#### What is needed:
Reproduce the rows character for character, from the first line of the rows up to and including the line that contains "- step-follow-up-encourage-submission: Follow".

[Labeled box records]

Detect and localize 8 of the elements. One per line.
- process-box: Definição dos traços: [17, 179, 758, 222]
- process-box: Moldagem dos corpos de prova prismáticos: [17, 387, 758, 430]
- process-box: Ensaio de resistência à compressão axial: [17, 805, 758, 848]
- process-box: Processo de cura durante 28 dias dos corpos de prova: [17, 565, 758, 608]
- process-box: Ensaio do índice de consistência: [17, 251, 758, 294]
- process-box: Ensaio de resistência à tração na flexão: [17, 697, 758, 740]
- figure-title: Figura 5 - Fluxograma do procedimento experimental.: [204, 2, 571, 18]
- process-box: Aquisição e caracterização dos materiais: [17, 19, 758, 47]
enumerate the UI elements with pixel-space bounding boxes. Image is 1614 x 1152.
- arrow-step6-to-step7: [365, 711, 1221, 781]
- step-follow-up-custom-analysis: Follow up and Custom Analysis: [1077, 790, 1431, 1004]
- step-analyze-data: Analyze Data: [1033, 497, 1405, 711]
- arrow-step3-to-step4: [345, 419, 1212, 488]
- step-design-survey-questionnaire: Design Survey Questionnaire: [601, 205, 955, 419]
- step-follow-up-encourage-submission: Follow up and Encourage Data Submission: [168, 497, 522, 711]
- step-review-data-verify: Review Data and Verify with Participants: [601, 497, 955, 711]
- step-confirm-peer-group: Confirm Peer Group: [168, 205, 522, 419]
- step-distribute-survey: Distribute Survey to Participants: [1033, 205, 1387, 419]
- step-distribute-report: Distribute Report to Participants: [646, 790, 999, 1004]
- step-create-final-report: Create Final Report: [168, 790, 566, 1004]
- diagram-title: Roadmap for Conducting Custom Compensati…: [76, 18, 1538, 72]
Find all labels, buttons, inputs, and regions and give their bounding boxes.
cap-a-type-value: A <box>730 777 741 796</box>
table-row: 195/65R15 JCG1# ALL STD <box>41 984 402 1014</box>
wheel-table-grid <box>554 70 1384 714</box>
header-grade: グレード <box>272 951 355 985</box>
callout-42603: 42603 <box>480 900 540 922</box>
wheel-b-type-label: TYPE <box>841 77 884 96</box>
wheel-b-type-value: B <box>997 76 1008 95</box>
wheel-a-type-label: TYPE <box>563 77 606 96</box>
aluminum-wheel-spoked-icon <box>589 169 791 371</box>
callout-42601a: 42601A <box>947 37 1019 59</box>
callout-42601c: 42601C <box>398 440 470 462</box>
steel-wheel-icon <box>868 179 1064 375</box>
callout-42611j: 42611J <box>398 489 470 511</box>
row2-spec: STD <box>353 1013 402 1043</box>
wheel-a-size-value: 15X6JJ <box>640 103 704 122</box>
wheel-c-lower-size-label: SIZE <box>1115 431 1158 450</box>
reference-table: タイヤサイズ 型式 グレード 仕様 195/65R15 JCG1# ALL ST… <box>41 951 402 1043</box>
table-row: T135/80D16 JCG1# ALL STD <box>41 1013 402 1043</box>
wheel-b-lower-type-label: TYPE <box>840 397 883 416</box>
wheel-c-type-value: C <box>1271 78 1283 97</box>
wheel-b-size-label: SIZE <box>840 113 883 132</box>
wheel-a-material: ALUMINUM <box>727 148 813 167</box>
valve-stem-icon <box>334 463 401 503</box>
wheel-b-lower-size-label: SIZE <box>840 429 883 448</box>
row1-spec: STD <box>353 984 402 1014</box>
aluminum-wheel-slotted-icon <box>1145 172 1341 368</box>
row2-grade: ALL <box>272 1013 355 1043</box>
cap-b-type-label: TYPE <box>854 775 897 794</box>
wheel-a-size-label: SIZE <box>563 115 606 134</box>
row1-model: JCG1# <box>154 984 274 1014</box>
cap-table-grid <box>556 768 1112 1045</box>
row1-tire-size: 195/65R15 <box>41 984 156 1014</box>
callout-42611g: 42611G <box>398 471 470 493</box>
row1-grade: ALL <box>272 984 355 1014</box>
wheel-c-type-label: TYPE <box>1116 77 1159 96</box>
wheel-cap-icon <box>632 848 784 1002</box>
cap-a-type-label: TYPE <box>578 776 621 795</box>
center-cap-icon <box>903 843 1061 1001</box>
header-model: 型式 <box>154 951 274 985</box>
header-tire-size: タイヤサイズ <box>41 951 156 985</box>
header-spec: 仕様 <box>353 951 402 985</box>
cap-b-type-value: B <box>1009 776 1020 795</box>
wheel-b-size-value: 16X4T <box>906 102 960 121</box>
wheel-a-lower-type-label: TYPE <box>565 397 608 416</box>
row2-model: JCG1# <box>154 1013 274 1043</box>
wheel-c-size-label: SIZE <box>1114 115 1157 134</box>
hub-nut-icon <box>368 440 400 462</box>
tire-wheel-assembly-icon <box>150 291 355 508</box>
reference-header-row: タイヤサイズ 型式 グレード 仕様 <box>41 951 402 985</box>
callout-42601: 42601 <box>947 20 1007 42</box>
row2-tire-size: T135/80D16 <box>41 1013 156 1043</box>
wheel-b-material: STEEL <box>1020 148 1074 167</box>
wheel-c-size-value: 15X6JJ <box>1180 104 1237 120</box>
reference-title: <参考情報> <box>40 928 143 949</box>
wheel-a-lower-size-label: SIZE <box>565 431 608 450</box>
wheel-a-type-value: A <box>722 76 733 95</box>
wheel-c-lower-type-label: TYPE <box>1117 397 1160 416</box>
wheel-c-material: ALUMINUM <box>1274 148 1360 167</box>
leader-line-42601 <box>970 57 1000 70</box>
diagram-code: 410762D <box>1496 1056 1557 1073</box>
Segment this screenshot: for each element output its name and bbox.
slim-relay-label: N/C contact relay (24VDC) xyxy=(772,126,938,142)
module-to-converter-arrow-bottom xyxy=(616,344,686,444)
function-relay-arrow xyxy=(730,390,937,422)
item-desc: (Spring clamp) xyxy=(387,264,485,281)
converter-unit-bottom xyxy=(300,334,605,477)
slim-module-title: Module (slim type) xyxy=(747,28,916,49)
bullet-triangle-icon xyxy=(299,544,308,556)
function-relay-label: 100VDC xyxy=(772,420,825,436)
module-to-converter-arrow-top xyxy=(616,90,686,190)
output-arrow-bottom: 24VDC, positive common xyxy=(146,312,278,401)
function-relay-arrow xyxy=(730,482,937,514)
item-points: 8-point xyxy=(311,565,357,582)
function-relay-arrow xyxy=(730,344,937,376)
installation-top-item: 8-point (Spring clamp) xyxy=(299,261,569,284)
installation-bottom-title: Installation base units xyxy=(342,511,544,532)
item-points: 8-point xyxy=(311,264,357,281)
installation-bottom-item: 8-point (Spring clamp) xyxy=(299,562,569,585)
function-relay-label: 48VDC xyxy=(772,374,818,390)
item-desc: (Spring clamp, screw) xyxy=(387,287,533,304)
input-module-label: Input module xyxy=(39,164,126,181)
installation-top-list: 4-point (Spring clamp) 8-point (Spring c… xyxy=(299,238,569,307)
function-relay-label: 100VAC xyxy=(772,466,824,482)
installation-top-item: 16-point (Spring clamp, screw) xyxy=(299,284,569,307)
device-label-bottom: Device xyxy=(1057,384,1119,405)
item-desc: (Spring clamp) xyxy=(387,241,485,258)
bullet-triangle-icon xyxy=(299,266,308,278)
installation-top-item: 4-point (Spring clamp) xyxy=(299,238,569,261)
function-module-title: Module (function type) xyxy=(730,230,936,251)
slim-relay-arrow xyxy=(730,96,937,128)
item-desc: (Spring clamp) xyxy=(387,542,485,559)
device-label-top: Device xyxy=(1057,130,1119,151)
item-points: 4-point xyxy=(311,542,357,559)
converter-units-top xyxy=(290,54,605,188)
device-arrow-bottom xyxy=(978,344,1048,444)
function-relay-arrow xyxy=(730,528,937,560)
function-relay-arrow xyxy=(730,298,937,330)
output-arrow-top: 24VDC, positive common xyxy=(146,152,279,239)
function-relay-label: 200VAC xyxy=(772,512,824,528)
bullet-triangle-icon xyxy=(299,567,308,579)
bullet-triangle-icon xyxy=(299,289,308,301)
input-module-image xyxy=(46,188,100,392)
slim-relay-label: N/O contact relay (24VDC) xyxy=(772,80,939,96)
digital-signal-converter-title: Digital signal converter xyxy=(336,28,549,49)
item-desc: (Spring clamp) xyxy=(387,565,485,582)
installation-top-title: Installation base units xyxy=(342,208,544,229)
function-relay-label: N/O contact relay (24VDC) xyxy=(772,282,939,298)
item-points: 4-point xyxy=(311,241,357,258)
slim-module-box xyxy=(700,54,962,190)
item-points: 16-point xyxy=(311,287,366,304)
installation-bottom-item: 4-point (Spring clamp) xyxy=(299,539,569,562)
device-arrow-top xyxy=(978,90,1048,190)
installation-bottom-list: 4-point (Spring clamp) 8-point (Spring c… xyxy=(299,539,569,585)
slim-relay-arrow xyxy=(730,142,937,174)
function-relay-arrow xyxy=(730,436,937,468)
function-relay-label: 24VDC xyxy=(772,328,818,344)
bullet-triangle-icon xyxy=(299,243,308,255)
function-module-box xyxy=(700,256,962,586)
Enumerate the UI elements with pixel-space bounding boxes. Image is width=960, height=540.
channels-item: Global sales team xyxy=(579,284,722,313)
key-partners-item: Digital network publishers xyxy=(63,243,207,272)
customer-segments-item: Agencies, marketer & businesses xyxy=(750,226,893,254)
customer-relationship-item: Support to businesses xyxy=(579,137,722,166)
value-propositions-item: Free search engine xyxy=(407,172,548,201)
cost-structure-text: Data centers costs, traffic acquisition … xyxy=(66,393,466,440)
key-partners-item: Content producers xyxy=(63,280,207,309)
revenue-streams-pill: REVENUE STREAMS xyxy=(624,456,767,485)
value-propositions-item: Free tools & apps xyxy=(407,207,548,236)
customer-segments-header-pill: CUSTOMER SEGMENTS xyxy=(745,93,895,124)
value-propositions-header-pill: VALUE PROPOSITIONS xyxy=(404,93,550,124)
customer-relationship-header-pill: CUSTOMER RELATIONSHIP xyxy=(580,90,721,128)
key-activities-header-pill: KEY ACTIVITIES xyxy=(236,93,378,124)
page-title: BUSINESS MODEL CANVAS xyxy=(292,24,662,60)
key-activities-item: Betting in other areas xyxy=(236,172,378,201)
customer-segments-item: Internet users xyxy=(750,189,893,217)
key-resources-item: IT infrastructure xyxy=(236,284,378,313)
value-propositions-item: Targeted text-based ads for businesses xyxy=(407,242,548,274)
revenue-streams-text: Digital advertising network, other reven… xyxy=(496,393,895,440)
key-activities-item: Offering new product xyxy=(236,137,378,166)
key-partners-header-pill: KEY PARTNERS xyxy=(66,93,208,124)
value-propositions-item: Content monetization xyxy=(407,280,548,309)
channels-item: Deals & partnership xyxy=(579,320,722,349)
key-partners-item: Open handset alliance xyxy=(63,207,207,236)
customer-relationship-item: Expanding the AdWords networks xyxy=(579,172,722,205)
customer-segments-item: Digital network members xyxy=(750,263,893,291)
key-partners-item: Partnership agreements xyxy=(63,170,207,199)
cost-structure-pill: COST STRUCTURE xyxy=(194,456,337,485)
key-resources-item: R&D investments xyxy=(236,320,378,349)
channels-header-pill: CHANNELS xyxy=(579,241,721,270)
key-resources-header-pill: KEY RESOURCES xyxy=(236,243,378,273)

#### Answer for the task:
Detect and localize 8 of the elements. One per line.
- process-box: Definição dos traços: [17, 179, 758, 222]
- process-box: Moldagem dos corpos de prova prismáticos: [17, 387, 758, 430]
- process-box: Ensaio de resistência à compressão axial: [17, 805, 758, 848]
- process-box: Processo de cura durante 28 dias dos corpos de prova: [17, 565, 758, 608]
- process-box: Ensaio do índice de consistência: [17, 251, 758, 294]
- process-box: Ensaio de resistência à tração na flexão: [17, 697, 758, 740]
- figure-title: Figura 5 - Fluxograma do procedimento experimental.: [204, 2, 571, 18]
- process-box: Aquisição e caracterização dos materiais: [17, 19, 758, 47]
enumerate the UI elements with pixel-space bounding boxes. Image is 1614 x 1152.
- arrow-step6-to-step7: [365, 711, 1221, 781]
- step-follow-up-custom-analysis: Follow up and Custom Analysis: [1077, 790, 1431, 1004]
- step-analyze-data: Analyze Data: [1033, 497, 1405, 711]
- arrow-step3-to-step4: [345, 419, 1212, 488]
- step-design-survey-questionnaire: Design Survey Questionnaire: [601, 205, 955, 419]
- step-follow-up-encourage-submission: Follow up and Encourage Data Submission: [168, 497, 522, 711]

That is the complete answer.